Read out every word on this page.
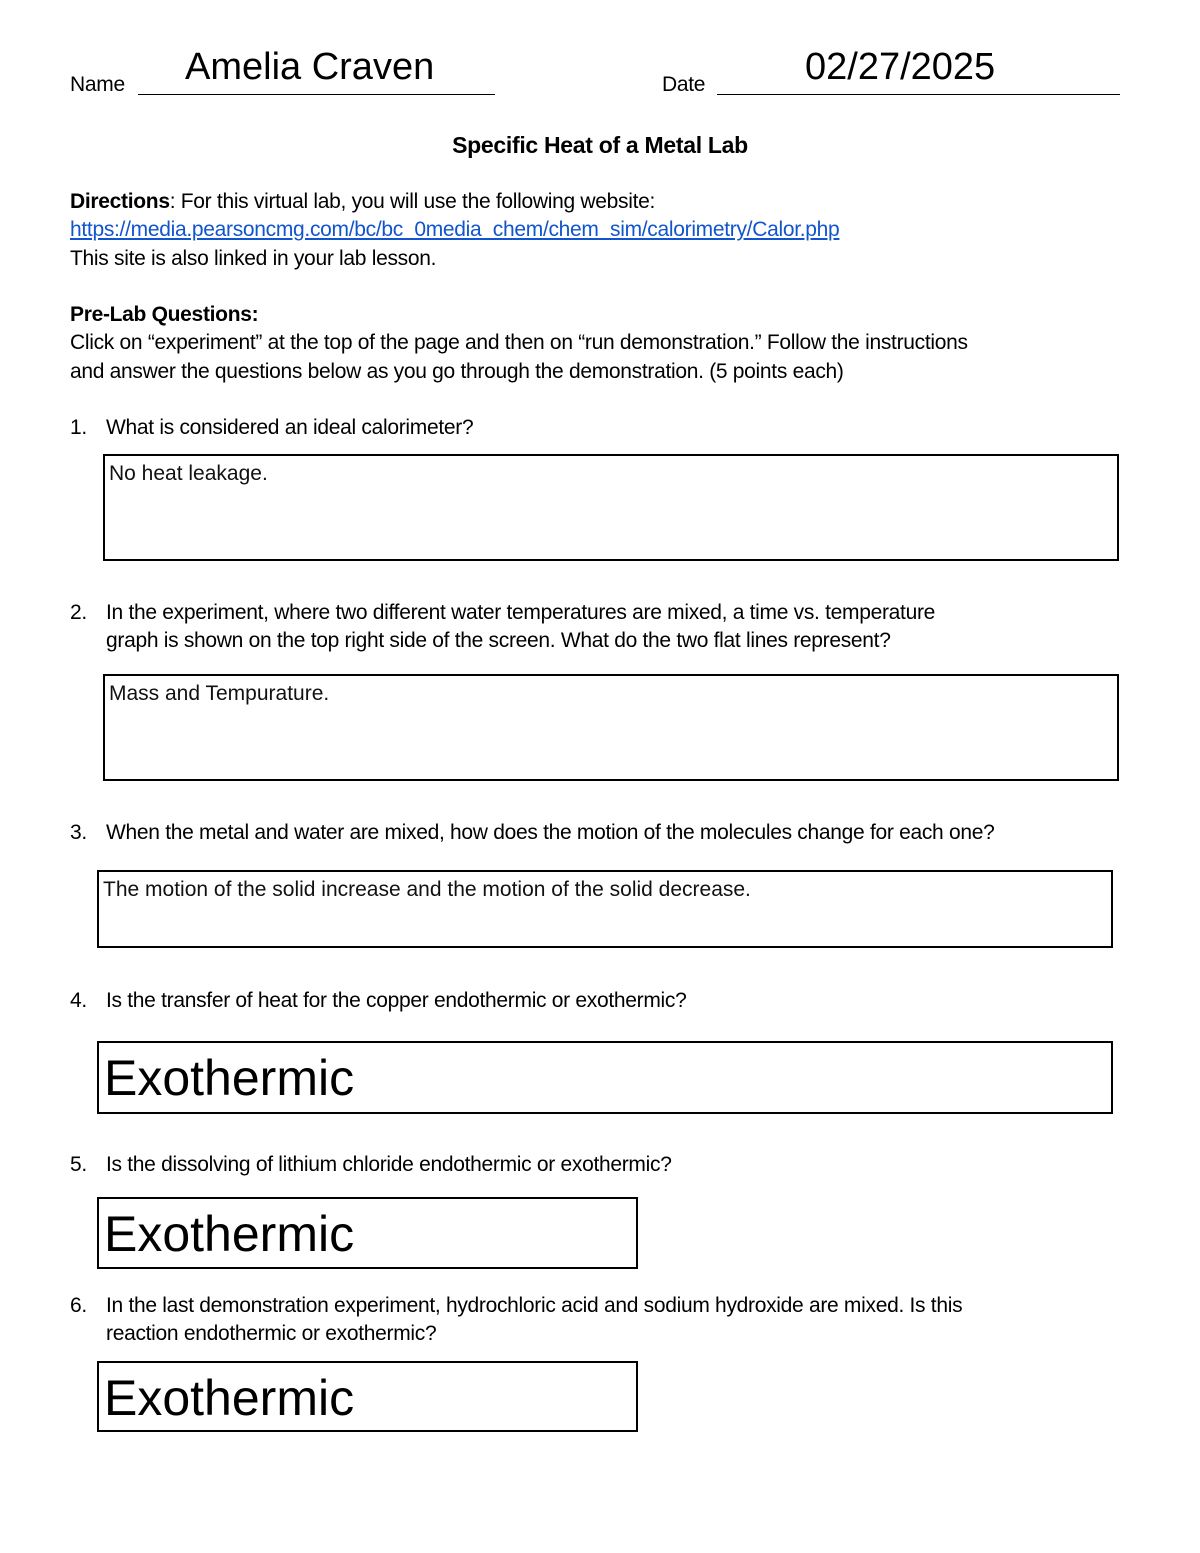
Name Amelia Craven	Date	02/27/2025
Specific Heat of a Metal Lab
Directions: For this virtual lab, you will use the following website:
https://media.pearsoncmg.com/bc/bc_0media_chem/chem_sim/calorimetry/Calor.php
This site is also linked in your lab lesson.
Pre-Lab Questions:
Click on “experiment” at the top of the page and then on “run demonstration.” Follow the instructions
and answer the questions below as you go through the demonstration. (5 points each)
1. What is considered an ideal calorimeter?
No heat leakage.
2. In the experiment, where two different water temperatures are mixed, a time vs. temperature
graph is shown on the top right side of the screen. What do the two flat lines represent?
Mass and Tempurature.
3. When the metal and water are mixed, how does the motion of the molecules change for each one?
The motion of the solid increase and the motion of the solid decrease.
4. Is the transfer of heat for the copper endothermic or exothermic?
Exothermic
5. Is the dissolving of lithium chloride endothermic or exothermic?
Exothermic
6. In the last demonstration experiment, hydrochloric acid and sodium hydroxide are mixed. Is this
reaction endothermic or exothermic?
Exothermic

▶ _The request_: Reproduce the whole listing word for word, setting aside any pictures.

▶ _Final answer_:
Read out every word on this page.
Name Amelia Craven	Date	02/27/2025
Specific Heat of a Metal Lab
Directions: For this virtual lab, you will use the following website:
https://media.pearsoncmg.com/bc/bc_0media_chem/chem_sim/calorimetry/Calor.php
This site is also linked in your lab lesson.
Pre-Lab Questions:
Click on “experiment” at the top of the page and then on “run demonstration.” Follow the instructions
and answer the questions below as you go through the demonstration. (5 points each)
1. What is considered an ideal calorimeter?
No heat leakage.
2. In the experiment, where two different water temperatures are mixed, a time vs. temperature
graph is shown on the top right side of the screen. What do the two flat lines represent?
Mass and Tempurature.
3. When the metal and water are mixed, how does the motion of the molecules change for each one?
The motion of the solid increase and the motion of the solid decrease.
4. Is the transfer of heat for the copper endothermic or exothermic?
Exothermic
5. Is the dissolving of lithium chloride endothermic or exothermic?
Exothermic
6. In the last demonstration experiment, hydrochloric acid and sodium hydroxide are mixed. Is this
reaction endothermic or exothermic?
Exothermic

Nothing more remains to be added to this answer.